# START OF Available data

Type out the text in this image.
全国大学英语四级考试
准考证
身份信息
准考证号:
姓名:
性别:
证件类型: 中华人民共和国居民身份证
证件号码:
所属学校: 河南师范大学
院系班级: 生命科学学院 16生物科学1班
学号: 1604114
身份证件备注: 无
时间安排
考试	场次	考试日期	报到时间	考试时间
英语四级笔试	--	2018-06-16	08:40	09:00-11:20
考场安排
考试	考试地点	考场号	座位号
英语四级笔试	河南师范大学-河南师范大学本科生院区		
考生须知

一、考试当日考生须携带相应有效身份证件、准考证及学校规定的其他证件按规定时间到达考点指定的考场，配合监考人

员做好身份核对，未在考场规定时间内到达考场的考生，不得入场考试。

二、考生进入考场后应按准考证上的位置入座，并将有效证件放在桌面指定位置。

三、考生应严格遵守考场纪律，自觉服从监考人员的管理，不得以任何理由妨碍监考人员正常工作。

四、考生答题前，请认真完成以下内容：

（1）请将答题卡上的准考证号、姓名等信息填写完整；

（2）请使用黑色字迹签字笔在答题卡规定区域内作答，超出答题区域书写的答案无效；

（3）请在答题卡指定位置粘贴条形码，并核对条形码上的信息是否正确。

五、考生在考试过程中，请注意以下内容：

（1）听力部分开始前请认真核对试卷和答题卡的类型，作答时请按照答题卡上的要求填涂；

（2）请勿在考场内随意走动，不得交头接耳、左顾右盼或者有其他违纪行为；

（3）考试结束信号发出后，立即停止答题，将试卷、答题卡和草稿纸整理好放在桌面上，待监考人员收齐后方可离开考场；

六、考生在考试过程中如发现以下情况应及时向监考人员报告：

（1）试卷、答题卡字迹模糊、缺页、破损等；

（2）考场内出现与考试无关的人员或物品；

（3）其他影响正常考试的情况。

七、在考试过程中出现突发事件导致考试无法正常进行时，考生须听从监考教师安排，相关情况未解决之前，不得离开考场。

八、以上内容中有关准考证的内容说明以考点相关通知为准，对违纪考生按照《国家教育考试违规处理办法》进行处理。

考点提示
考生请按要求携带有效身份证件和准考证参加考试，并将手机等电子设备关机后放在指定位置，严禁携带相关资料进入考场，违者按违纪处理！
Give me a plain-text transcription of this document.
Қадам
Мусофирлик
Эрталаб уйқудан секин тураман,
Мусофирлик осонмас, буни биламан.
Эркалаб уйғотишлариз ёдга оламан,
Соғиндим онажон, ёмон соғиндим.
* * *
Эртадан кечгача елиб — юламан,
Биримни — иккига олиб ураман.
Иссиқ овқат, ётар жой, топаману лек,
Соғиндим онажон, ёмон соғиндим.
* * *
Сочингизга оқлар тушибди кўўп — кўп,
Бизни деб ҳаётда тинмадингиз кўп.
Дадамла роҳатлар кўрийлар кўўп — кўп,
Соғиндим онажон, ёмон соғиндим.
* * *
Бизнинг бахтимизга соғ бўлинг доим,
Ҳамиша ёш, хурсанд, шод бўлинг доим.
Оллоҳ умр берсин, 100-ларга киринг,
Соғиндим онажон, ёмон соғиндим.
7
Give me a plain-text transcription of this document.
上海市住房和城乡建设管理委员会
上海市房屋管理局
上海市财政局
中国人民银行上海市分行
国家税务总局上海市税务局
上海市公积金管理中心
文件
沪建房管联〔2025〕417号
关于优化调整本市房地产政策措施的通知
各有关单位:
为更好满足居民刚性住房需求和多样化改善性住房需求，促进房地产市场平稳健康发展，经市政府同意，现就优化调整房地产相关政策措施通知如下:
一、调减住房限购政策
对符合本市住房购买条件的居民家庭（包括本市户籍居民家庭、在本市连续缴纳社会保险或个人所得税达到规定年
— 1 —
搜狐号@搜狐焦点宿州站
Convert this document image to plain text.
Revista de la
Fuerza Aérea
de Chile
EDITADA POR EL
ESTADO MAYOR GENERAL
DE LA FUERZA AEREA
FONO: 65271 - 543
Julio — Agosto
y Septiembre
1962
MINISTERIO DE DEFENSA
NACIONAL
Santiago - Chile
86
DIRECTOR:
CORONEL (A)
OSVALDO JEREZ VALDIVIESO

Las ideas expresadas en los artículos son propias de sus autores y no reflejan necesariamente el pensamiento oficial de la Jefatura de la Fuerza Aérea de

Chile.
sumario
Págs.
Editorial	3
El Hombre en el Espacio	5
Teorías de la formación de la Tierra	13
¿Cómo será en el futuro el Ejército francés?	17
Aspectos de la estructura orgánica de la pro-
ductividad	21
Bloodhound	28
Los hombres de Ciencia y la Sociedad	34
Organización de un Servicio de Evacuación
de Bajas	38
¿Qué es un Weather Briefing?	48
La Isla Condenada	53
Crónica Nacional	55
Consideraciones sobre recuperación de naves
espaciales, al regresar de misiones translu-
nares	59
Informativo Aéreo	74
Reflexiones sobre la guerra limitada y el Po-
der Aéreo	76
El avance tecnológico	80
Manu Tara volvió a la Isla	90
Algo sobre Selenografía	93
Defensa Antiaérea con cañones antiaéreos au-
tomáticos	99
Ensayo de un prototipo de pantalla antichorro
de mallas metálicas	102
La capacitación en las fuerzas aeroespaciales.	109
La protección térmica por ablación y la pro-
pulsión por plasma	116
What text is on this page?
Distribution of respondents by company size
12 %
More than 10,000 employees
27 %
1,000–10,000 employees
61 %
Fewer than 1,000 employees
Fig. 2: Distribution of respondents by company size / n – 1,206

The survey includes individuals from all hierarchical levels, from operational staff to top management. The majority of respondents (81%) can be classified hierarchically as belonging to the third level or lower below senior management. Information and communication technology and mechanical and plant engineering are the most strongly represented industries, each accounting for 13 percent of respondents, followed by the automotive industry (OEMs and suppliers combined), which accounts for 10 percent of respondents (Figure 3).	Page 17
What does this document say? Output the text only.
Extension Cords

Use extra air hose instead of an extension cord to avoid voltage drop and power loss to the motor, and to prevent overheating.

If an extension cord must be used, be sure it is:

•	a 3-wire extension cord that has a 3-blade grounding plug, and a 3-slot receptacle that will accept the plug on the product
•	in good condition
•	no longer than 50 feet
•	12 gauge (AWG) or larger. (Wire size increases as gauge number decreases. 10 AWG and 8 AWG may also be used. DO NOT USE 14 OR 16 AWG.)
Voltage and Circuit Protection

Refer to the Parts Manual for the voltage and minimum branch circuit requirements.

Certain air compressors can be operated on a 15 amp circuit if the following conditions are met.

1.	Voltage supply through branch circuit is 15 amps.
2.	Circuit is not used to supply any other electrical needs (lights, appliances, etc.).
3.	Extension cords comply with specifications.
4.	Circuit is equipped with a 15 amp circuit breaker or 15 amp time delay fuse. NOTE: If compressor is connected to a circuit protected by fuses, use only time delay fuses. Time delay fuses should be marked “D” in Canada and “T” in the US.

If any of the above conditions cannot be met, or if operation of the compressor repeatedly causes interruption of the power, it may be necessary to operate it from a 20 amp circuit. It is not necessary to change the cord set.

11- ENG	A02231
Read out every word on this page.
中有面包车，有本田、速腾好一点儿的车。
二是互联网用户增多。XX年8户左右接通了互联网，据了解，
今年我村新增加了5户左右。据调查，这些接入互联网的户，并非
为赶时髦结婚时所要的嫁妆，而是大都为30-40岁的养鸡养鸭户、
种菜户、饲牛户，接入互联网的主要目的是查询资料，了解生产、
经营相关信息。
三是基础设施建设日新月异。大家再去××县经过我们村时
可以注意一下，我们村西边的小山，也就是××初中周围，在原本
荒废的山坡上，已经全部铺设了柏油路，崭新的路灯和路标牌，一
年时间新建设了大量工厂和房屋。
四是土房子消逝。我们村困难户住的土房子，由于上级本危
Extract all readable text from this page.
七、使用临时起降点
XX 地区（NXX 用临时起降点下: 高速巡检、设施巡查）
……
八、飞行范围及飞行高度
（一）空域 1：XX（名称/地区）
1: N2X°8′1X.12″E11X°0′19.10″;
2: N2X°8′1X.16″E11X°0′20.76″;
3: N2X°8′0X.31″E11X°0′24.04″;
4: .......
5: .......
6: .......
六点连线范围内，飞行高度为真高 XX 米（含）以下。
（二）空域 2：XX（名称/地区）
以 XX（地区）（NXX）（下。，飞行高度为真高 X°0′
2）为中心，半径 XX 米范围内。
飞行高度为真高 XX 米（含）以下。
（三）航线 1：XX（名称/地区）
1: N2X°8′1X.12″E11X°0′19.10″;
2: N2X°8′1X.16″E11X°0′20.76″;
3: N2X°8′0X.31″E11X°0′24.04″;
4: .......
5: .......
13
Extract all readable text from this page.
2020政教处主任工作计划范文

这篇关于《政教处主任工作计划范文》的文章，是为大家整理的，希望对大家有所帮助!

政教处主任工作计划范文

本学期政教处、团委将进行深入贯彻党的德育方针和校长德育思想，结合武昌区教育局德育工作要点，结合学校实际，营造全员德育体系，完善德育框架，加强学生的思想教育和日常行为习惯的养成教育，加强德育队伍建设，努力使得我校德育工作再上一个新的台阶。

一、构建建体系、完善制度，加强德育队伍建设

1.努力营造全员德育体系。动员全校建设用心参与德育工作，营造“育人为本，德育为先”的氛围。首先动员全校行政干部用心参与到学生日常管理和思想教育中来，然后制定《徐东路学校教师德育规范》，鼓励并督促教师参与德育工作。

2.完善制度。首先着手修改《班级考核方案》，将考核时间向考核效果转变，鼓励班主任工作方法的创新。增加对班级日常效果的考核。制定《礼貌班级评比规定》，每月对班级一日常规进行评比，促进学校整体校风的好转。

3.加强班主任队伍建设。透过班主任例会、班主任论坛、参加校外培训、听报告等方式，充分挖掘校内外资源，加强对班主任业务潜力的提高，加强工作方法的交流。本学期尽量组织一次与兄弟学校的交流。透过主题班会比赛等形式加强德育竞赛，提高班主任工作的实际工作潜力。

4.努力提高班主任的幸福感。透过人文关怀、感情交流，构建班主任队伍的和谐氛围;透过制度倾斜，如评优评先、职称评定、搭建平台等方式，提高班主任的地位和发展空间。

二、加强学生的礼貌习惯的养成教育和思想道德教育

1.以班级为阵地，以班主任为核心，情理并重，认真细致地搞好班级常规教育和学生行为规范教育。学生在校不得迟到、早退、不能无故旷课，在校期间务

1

# END OF Available data

# Goal:
Pull out each line of the records holding the string "Мусофирлик".

# Answer:
Мусофирлик
Мусофирлик осонмас, буни биламан.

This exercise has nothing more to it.